■ **WRITTEN REQUEST**: Copy every entry word for word. Skip the pictures.

Saved entries
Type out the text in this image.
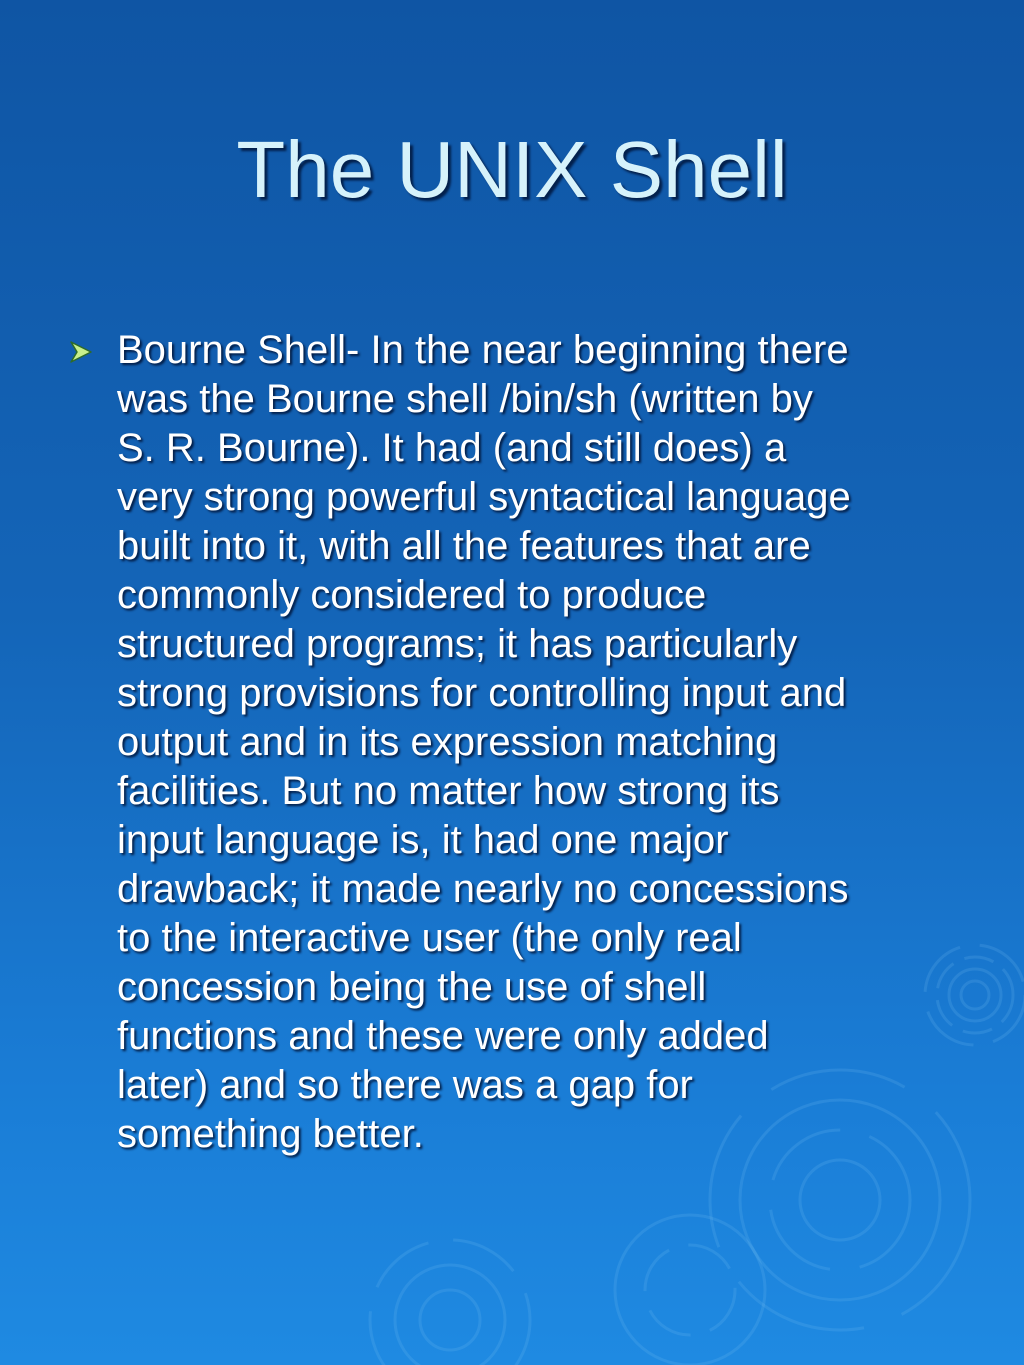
The UNIX Shell

Bourne Shell- In the near beginning there
was the Bourne shell /bin/sh (written by
S. R. Bourne). It had (and still does) a
very strong powerful syntactical language
built into it, with all the features that are
commonly considered to produce
structured programs; it has particularly
strong provisions for controlling input and
output and in its expression matching
facilities. But no matter how strong its
input language is, it had one major
drawback; it made nearly no concessions
to the interactive user (the only real
concession being the use of shell
functions and these were only added
later) and so there was a gap for
something better.
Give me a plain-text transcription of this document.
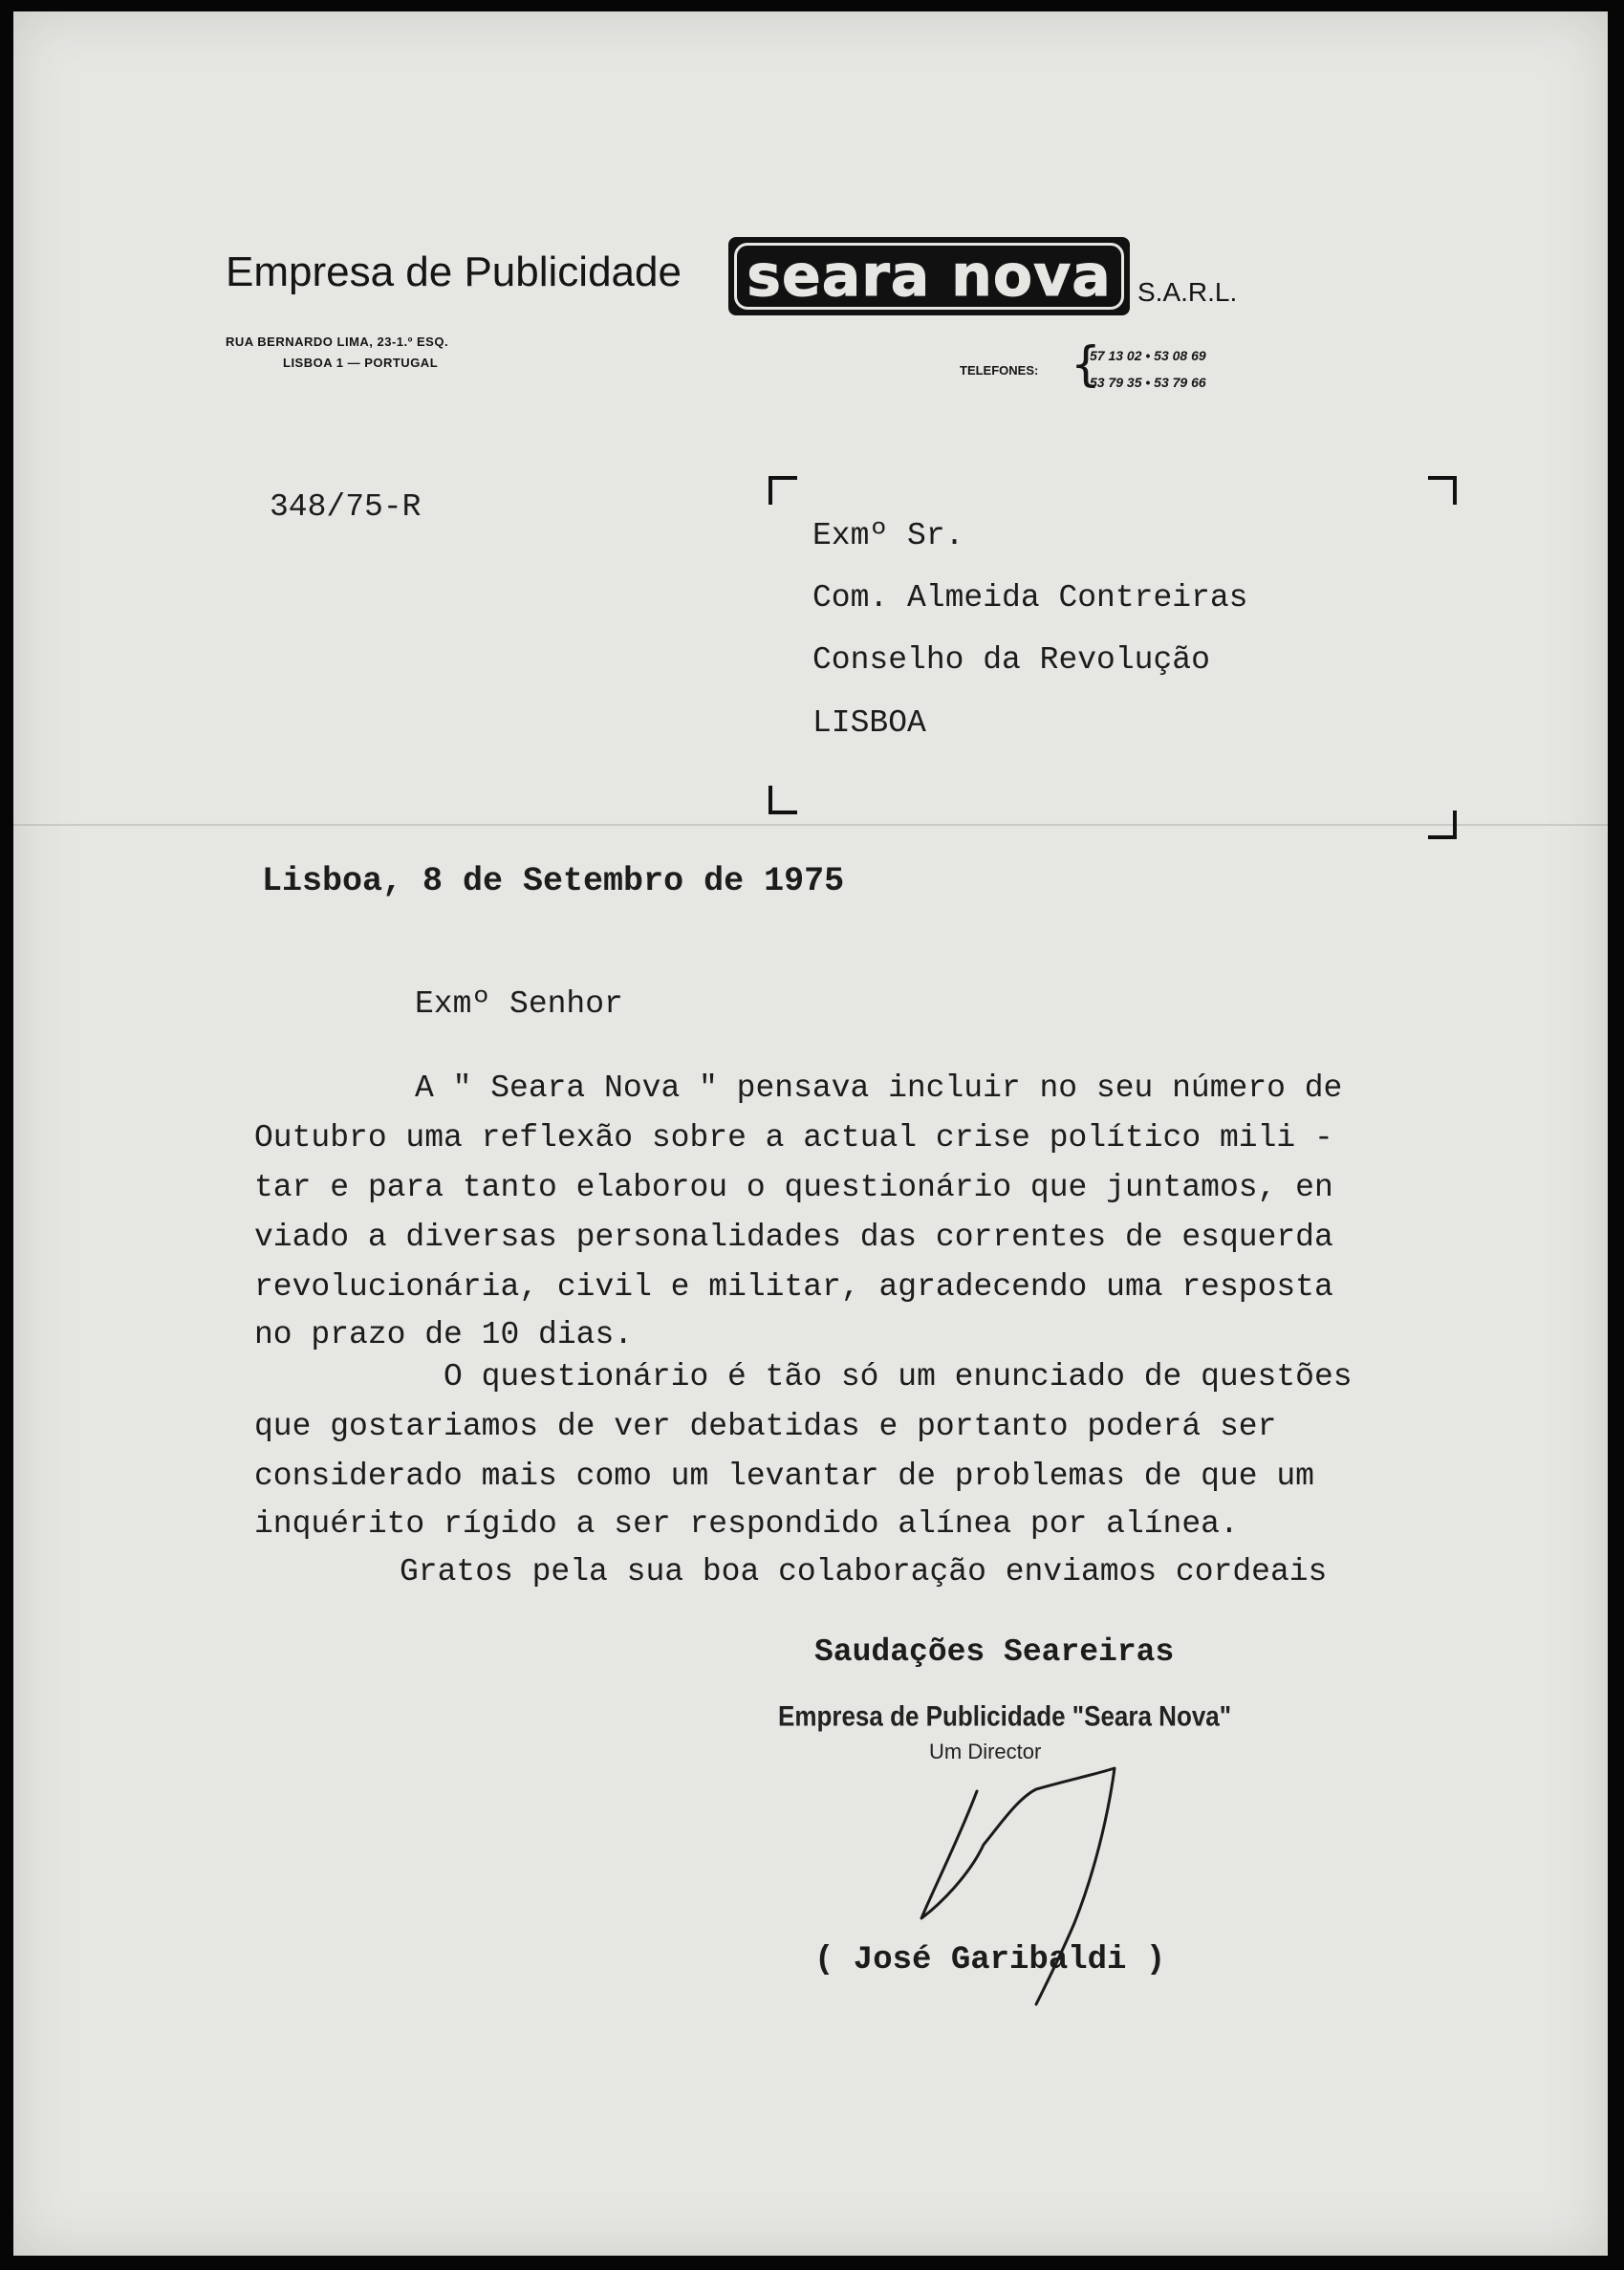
Empresa de Publicidade seara nova S.A.R.L.
RUA BERNARDO LIMA, 23-1.º ESQ.
LISBOA 1 — PORTUGAL
TELEFONES: {
57 13 02 • 53 08 69
53 79 35 • 53 79 66
348/75-R
Exmº Sr.
Com. Almeida Contreiras
Conselho da Revolução
LISBOA
Lisboa, 8 de Setembro de 1975
Exmº Senhor
A " Seara Nova " pensava incluir no seu número de
Outubro uma reflexão sobre a actual crise político mili -
tar e para tanto elaborou o questionário que juntamos, en
viado a diversas personalidades das correntes de esquerda
revolucionária, civil e militar, agradecendo uma resposta
no prazo de 10 dias.
O questionário é tão só um enunciado de questões
que gostariamos de ver debatidas e portanto poderá ser
considerado mais como um levantar de problemas de que um
inquérito rígido a ser respondido alínea por alínea.
Gratos pela sua boa colaboração enviamos cordeais
Saudações Seareiras
Empresa de Publicidade "Seara Nova"
Um Director
( José Garibaldi )
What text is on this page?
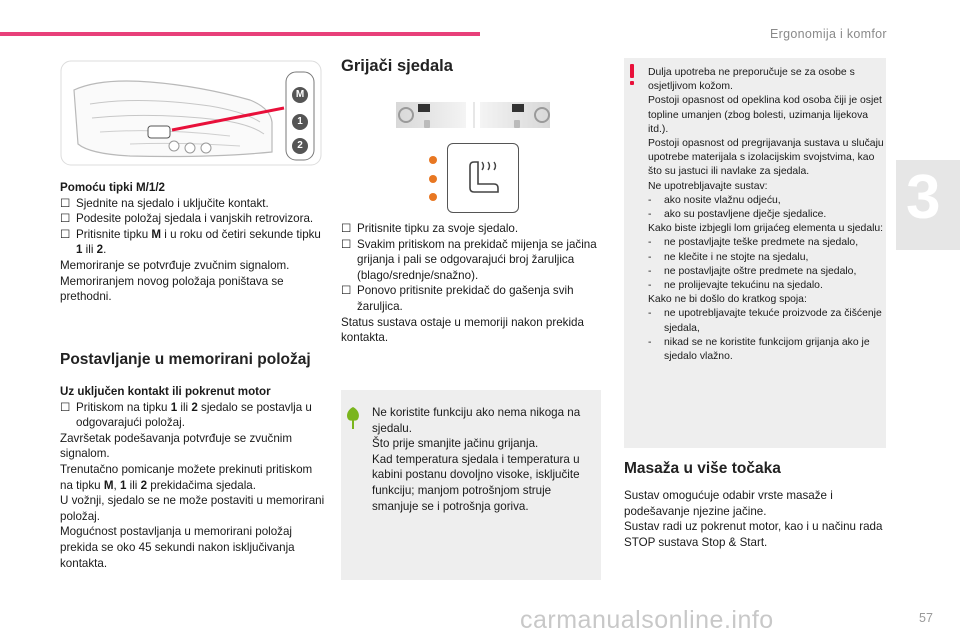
Ergonomija i komfor
3
M
1
2
Pomoću tipki M/1/2
☐ Sjednite na sjedalo i uključite kontakt.
☐ Podesite položaj sjedala i vanjskih retrovizora.
☐ Pritisnite tipku M i u roku od četiri sekunde tipku 1 ili 2.
Memoriranje se potvrđuje zvučnim signalom.
Memoriranjem novog položaja poništava se prethodni.
Postavljanje u memorirani položaj
Uz uključen kontakt ili pokrenut motor
☐ Pritiskom na tipku 1 ili 2 sjedalo se postavlja u odgovarajući položaj.
Završetak podešavanja potvrđuje se zvučnim signalom.
Trenutačno pomicanje možete prekinuti pritiskom na tipku M, 1 ili 2 prekidačima sjedala.
U vožnji, sjedalo se ne može postaviti u memorirani položaj.
Mogućnost postavljanja u memorirani položaj prekida se oko 45 sekundi nakon isključivanja kontakta.
Grijači sjedala
☐ Pritisnite tipku za svoje sjedalo.
☐ Svakim pritiskom na prekidač mijenja se jačina grijanja i pali se odgovarajući broj žaruljica (blago/srednje/snažno).
☐ Ponovo pritisnite prekidač do gašenja svih žaruljica.
Status sustava ostaje u memoriji nakon prekida kontakta.
Ne koristite funkciju ako nema nikoga na sjedalu.
Što prije smanjite jačinu grijanja.
Kad temperatura sjedala i temperatura u kabini postanu dovoljno visoke, isključite funkciju; manjom potrošnjom struje smanjuje se i potrošnja goriva.
Dulja upotreba ne preporučuje se za osobe s osjetljivom kožom.
Postoji opasnost od opeklina kod osoba čiji je osjet topline umanjen (zbog bolesti, uzimanja lijekova itd.).
Postoji opasnost od pregrijavanja sustava u slučaju upotrebe materijala s izolacijskim svojstvima, kao što su jastuci ili navlake za sjedala.
Ne upotrebljavajte sustav:
- ako nosite vlažnu odjeću,
- ako su postavljene dječje sjedalice.
Kako biste izbjegli lom grijaćeg elementa u sjedalu:
- ne postavljajte teške predmete na sjedalo,
- ne klečite i ne stojte na sjedalu,
- ne postavljajte oštre predmete na sjedalo,
- ne prolijevajte tekućinu na sjedalo.
Kako ne bi došlo do kratkog spoja:
- ne upotrebljavajte tekuće proizvode za čišćenje sjedala,
- nikad se ne koristite funkcijom grijanja ako je sjedalo vlažno.
Masaža u više točaka
Sustav omogućuje odabir vrste masaže i podešavanje njezine jačine.
Sustav radi uz pokrenut motor, kao i u načinu rada STOP sustava Stop & Start.
carmanualsonline.info	57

■ **SOLVED PROBLEM**:
Type out the text in this image.
The UNIX Shell

Bourne Shell- In the near beginning there
was the Bourne shell /bin/sh (written by
S. R. Bourne). It had (and still does) a
very strong powerful syntactical language
built into it, with all the features that are
commonly considered to produce
structured programs; it has particularly
strong provisions for controlling input and
output and in its expression matching
facilities. But no matter how strong its
input language is, it had one major
drawback; it made nearly no concessions
to the interactive user (the only real
concession being the use of shell
functions and these were only added
later) and so there was a gap for
something better.
Give me a plain-text transcription of this document.
Empresa de Publicidade seara nova S.A.R.L.
RUA BERNARDO LIMA, 23-1.º ESQ.
LISBOA 1 — PORTUGAL
TELEFONES: {
57 13 02 • 53 08 69
53 79 35 • 53 79 66
348/75-R
Exmº Sr.
Com. Almeida Contreiras
Conselho da Revolução
LISBOA
Lisboa, 8 de Setembro de 1975
Exmº Senhor
A " Seara Nova " pensava incluir no seu número de
Outubro uma reflexão sobre a actual crise político mili -
tar e para tanto elaborou o questionário que juntamos, en
viado a diversas personalidades das correntes de esquerda
revolucionária, civil e militar, agradecendo uma resposta
no prazo de 10 dias.
O questionário é tão só um enunciado de questões
que gostariamos de ver debatidas e portanto poderá ser
considerado mais como um levantar de problemas de que um
inquérito rígido a ser respondido alínea por alínea.
Gratos pela sua boa colaboração enviamos cordeais
Saudações Seareiras
Empresa de Publicidade "Seara Nova"
Um Director
( José Garibaldi )
What text is on this page?
Ergonomija i komfor
3
M
1
2
Pomoću tipki M/1/2
☐ Sjednite na sjedalo i uključite kontakt.
☐ Podesite položaj sjedala i vanjskih retrovizora.
☐ Pritisnite tipku M i u roku od četiri sekunde tipku 1 ili 2.
Memoriranje se potvrđuje zvučnim signalom.
Memoriranjem novog položaja poništava se prethodni.
Postavljanje u memorirani položaj
Uz uključen kontakt ili pokrenut motor
☐ Pritiskom na tipku 1 ili 2 sjedalo se postavlja u odgovarajući položaj.
Završetak podešavanja potvrđuje se zvučnim signalom.
Trenutačno pomicanje možete prekinuti pritiskom na tipku M, 1 ili 2 prekidačima sjedala.
U vožnji, sjedalo se ne može postaviti u memorirani položaj.
Mogućnost postavljanja u memorirani položaj prekida se oko 45 sekundi nakon isključivanja kontakta.
Grijači sjedala
☐ Pritisnite tipku za svoje sjedalo.
☐ Svakim pritiskom na prekidač mijenja se jačina grijanja i pali se odgovarajući broj žaruljica (blago/srednje/snažno).
☐ Ponovo pritisnite prekidač do gašenja svih žaruljica.
Status sustava ostaje u memoriji nakon prekida kontakta.
Ne koristite funkciju ako nema nikoga na sjedalu.
Što prije smanjite jačinu grijanja.
Kad temperatura sjedala i temperatura u kabini postanu dovoljno visoke, isključite funkciju; manjom potrošnjom struje smanjuje se i potrošnja goriva.
Dulja upotreba ne preporučuje se za osobe s osjetljivom kožom.
Postoji opasnost od opeklina kod osoba čiji je osjet topline umanjen (zbog bolesti, uzimanja lijekova itd.).
Postoji opasnost od pregrijavanja sustava u slučaju upotrebe materijala s izolacijskim svojstvima, kao što su jastuci ili navlake za sjedala.
Ne upotrebljavajte sustav:
- ako nosite vlažnu odjeću,
- ako su postavljene dječje sjedalice.
Kako biste izbjegli lom grijaćeg elementa u sjedalu:
- ne postavljajte teške predmete na sjedalo,
- ne klečite i ne stojte na sjedalu,
- ne postavljajte oštre predmete na sjedalo,
- ne prolijevajte tekućinu na sjedalo.
Kako ne bi došlo do kratkog spoja:
- ne upotrebljavajte tekuće proizvode za čišćenje sjedala,
- nikad se ne koristite funkcijom grijanja ako je sjedalo vlažno.
Masaža u više točaka
Sustav omogućuje odabir vrste masaže i podešavanje njezine jačine.
Sustav radi uz pokrenut motor, kao i u načinu rada STOP sustava Stop & Start.
carmanualsonline.info	57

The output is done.